Task to complete: Search the records that follow and extract every line containing the string "ЛИГА".

[Records supplied start]

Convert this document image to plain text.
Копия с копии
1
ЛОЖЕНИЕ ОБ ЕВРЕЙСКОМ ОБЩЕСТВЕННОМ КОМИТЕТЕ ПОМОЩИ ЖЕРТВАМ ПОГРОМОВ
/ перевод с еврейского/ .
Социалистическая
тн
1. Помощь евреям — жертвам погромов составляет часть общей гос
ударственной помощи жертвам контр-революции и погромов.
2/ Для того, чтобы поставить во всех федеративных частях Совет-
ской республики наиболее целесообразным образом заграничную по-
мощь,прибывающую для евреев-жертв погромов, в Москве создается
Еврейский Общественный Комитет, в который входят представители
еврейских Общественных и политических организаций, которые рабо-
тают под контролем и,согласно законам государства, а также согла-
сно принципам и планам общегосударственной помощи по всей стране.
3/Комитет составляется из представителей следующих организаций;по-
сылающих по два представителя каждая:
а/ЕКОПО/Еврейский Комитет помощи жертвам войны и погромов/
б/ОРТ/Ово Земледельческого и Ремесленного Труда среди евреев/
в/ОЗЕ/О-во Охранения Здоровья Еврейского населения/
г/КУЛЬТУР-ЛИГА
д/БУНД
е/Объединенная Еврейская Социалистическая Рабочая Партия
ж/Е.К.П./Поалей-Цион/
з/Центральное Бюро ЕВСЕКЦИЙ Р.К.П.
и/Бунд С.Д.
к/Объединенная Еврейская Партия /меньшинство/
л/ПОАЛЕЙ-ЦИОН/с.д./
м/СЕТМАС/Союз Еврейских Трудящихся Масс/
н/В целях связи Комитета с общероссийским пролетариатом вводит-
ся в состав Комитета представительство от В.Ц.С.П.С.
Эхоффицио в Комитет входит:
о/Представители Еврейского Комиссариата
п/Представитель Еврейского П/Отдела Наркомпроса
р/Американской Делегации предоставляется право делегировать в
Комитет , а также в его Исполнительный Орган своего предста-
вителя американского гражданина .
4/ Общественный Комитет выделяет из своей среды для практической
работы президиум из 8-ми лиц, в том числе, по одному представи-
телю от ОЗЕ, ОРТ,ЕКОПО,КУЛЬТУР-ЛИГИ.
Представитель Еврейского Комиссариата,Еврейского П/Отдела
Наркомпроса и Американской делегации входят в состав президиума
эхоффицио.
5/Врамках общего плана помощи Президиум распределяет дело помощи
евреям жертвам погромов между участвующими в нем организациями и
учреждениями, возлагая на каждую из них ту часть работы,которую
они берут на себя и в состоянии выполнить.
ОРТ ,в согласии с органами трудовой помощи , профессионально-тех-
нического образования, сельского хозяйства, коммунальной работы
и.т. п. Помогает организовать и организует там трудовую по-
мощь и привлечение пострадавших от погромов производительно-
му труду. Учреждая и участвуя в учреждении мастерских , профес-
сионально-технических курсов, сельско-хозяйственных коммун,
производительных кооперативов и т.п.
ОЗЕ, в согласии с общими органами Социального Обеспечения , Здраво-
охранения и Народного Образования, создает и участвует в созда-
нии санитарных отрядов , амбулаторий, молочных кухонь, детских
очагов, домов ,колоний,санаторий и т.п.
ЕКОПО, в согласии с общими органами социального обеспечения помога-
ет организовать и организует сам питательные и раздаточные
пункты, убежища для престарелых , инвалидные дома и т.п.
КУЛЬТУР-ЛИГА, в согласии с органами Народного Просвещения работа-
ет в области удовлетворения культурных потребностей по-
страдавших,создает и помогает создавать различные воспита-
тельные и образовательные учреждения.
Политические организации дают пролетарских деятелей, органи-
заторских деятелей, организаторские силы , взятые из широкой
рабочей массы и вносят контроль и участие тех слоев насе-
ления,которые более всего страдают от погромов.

[Records supplied end]

Correct result:
г/КУЛЬТУР-ЛИГА
КУЛЬТУР-ЛИГА, в согласии с органами Народного Просвещения работа-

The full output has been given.